### Stated problem
Convert the lines into a JSON list of strings with one string per line, leaving out blank lines, starting with the line that contains "Patent image size: (816, 619)." and going on through the line that contains "The brake wear indicator 60 is at (438, 157).".

:: Dataset records

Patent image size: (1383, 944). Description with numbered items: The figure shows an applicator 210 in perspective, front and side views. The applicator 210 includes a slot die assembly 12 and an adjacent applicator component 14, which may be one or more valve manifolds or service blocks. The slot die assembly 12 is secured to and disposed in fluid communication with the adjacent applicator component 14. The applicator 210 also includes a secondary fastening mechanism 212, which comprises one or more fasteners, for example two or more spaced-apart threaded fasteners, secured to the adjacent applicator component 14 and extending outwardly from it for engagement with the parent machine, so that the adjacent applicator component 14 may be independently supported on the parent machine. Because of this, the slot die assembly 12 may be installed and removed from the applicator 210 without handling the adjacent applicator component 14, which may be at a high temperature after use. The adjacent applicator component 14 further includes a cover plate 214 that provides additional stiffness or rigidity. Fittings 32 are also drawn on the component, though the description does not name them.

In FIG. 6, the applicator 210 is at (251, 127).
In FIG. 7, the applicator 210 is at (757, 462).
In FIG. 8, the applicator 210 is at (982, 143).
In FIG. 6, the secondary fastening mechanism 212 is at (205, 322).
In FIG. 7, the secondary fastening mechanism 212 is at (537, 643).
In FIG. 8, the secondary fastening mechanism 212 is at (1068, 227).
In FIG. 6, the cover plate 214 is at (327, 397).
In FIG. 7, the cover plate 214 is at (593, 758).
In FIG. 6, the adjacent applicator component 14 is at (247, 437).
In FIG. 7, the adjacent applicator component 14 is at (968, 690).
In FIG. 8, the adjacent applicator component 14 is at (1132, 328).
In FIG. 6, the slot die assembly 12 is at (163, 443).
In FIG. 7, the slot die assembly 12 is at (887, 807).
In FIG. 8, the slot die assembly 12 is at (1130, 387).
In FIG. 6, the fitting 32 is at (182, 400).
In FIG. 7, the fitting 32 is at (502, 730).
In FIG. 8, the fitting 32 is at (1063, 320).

::::
:: Dataset records

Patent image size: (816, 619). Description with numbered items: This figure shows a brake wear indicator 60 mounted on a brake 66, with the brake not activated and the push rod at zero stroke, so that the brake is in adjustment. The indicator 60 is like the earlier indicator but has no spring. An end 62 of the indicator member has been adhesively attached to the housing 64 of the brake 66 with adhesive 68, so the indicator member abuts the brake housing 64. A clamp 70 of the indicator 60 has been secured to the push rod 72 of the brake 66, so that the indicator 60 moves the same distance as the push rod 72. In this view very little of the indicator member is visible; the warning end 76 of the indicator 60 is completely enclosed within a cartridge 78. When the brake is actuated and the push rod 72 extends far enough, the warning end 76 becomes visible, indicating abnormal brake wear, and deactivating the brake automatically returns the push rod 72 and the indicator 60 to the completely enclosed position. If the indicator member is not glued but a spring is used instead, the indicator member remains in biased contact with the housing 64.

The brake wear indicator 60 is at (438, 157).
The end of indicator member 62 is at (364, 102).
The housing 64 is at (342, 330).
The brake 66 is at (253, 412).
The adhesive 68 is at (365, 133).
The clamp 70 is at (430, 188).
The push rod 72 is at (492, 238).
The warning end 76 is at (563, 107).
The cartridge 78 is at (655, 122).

::::
:: Dataset records

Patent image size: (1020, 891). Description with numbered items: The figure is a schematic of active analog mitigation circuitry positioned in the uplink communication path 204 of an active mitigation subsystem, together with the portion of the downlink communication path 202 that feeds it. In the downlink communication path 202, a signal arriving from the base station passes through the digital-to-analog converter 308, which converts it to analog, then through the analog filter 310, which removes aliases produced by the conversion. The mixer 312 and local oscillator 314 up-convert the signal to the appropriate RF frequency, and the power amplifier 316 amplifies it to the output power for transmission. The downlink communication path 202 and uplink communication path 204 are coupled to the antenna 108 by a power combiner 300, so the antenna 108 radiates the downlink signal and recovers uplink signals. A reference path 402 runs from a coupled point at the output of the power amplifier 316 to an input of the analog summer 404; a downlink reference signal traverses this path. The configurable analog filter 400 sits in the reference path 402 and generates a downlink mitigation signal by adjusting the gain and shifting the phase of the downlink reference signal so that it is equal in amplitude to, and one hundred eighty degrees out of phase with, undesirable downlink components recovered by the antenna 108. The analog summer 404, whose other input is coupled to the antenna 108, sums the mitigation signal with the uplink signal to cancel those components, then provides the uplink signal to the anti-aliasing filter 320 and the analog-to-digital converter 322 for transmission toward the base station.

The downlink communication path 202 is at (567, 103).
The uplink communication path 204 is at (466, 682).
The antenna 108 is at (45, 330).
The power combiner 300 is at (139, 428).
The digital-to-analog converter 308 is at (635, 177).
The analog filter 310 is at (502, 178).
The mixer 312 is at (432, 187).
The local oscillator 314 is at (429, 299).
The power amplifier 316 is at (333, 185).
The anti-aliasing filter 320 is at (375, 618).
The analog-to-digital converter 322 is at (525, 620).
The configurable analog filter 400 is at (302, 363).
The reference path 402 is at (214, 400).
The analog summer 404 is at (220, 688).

::::

### Result of the task
[
  "Patent image size: (816, 619). Description with numbered items: This figure shows a brake wear indicator 60 mounted on a brake 66, with the brake not activated and the push rod at zero stroke, so that the brake is in adjustment. The indicator 60 is like the earlier indicator but has no spring. An end 62 of the indicator member has been adhesively attached to the housing 64 of the brake 66 with adhesive 68, so the indicator member abuts the brake housing 64. A clamp 70 of the indicator 60 has been secured to the push rod 72 of the brake 66, so that the indicator 60 moves the same distance as the push rod 72. In this view very little of the indicator member is visible; the warning end 76 of the indicator 60 is completely enclosed within a cartridge 78. When the brake is actuated and the push rod 72 extends far enough, the warning end 76 becomes visible, indicating abnormal brake wear, and deactivating the brake automatically returns the push rod 72 and the indicator 60 to the completely enclosed position. If the indicator member is not glued but a spring is used instead, the indicator member remains in biased contact with the housing 64.",
  "The brake wear indicator 60 is at (438, 157)."
]